---- Data for the task

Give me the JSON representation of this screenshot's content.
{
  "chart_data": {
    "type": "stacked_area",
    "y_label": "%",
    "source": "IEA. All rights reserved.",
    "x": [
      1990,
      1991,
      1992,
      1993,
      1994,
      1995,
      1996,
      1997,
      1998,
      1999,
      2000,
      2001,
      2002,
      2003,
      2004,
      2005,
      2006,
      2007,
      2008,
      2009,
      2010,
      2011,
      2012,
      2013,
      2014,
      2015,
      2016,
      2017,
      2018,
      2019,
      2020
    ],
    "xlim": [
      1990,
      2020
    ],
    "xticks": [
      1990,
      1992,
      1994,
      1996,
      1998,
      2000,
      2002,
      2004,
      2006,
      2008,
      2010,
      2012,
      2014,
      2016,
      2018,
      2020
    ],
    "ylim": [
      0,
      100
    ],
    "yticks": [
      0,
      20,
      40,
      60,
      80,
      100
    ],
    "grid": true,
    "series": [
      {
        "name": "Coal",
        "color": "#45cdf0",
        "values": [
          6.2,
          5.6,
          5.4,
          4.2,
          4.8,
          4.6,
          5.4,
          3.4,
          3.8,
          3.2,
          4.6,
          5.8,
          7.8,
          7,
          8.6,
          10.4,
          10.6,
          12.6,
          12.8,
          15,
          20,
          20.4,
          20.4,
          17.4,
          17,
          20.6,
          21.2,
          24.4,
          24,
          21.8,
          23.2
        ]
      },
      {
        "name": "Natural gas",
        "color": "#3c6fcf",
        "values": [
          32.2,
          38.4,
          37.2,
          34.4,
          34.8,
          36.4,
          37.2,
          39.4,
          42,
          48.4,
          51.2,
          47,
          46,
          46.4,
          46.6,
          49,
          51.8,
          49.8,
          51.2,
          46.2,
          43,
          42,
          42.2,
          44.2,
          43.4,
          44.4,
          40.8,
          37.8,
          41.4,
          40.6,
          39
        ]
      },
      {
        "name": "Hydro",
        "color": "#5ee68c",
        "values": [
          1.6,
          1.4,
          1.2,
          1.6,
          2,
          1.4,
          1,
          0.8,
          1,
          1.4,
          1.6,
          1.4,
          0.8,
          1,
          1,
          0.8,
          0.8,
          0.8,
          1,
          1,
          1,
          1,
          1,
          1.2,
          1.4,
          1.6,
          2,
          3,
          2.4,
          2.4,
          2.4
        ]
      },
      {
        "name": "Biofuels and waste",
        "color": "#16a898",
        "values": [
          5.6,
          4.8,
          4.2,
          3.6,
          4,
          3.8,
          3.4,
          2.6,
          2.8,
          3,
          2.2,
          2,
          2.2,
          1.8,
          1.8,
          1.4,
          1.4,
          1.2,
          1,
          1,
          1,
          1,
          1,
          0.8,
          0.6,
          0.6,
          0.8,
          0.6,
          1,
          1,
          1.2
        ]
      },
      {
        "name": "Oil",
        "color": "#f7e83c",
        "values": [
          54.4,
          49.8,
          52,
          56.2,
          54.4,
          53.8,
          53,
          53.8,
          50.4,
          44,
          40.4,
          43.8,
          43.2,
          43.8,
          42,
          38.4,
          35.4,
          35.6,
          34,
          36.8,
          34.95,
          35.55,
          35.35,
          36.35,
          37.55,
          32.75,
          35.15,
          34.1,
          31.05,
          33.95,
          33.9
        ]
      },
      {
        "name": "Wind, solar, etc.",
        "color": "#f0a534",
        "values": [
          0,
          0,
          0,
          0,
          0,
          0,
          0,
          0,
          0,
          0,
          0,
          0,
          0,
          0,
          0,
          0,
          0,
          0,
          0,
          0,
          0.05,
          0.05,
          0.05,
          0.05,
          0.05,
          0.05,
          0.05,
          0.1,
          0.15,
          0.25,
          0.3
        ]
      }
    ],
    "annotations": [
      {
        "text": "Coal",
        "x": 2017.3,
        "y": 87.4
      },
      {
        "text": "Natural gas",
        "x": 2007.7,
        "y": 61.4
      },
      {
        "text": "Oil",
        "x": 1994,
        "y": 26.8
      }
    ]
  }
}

--------

→ **Objective**: Filter the records above and return every line that holds the word "color".

→ **Task answer**:
        "color": "#45cdf0",
        "color": "#3c6fcf",
        "color": "#5ee68c",
        "color": "#16a898",
        "color": "#f7e83c",
        "color": "#f0a534",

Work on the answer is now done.